### The task
Copy each line of the records that contains the word "用延安精神指导工作".

***** Task material

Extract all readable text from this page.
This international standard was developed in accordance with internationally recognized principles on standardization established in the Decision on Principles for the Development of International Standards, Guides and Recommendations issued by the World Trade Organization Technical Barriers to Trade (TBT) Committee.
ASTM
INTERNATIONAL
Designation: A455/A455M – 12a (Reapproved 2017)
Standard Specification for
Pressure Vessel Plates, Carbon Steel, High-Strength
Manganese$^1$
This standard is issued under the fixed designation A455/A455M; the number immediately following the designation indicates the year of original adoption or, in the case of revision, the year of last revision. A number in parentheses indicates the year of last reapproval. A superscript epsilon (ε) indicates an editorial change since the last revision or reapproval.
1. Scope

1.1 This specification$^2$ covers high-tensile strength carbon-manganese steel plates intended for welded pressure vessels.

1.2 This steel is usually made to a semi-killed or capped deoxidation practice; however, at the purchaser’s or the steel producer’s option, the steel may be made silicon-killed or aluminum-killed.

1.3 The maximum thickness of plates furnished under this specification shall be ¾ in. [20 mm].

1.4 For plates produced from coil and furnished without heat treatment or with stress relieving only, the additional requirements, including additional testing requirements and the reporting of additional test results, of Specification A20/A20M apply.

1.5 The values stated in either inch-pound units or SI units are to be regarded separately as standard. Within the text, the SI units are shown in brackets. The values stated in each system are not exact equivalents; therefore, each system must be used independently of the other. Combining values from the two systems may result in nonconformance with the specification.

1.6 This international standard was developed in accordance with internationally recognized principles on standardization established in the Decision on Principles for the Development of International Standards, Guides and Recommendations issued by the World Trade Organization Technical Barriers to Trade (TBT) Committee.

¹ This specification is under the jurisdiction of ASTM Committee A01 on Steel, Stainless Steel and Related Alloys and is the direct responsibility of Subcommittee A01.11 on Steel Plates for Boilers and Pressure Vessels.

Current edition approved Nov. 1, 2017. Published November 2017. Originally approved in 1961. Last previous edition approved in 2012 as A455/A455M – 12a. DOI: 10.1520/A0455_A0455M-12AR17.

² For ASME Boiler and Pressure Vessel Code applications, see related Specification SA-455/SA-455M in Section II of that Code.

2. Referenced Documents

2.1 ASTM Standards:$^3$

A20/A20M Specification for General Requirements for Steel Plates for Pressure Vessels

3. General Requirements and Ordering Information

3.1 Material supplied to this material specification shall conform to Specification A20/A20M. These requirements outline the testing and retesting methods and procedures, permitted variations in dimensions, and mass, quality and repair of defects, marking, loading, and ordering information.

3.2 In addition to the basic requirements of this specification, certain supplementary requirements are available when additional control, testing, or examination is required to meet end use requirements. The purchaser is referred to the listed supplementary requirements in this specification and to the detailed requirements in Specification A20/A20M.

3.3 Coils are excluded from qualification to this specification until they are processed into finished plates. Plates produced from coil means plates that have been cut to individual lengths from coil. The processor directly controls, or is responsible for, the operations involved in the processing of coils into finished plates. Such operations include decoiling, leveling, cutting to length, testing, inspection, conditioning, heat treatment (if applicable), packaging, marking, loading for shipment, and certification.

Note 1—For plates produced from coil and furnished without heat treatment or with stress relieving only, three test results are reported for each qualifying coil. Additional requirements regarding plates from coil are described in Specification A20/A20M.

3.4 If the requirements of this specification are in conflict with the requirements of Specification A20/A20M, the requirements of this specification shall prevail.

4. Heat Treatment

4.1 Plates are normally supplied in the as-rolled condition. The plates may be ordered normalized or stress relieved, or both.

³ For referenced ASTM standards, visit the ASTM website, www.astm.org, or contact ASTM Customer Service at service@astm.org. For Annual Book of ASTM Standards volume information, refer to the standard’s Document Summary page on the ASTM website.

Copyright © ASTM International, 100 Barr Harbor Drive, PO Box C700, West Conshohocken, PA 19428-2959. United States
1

**********
***** Task material

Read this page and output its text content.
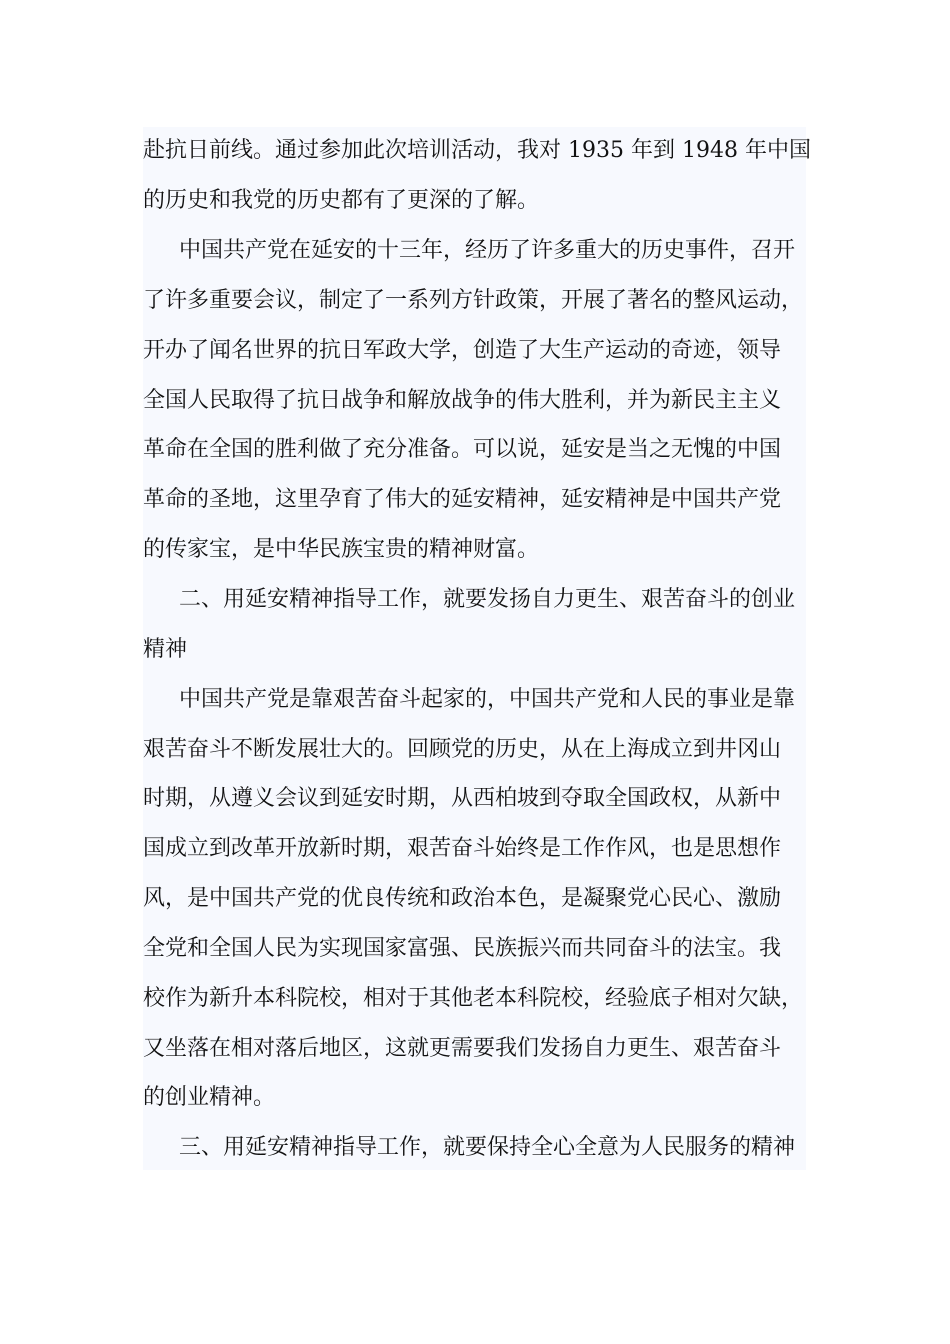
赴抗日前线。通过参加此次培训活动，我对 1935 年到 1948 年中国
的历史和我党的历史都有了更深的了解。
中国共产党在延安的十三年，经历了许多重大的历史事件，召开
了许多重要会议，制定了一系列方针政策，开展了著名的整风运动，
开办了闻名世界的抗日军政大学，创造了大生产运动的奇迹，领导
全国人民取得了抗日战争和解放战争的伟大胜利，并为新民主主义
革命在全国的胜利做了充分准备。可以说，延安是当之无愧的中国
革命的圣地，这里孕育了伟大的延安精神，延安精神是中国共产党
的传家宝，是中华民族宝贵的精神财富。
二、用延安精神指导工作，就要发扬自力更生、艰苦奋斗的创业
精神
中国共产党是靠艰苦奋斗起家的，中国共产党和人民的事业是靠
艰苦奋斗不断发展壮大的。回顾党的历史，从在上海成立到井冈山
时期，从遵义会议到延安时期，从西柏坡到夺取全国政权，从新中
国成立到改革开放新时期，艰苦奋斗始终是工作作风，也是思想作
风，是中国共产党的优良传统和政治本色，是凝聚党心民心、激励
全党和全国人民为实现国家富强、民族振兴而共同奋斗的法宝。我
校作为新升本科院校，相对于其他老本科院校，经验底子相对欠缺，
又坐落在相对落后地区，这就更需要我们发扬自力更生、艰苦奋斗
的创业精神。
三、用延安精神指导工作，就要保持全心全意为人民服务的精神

**********

### Expected answer
二、用延安精神指导工作，就要发扬自力更生、艰苦奋斗的创业
三、用延安精神指导工作，就要保持全心全意为人民服务的精神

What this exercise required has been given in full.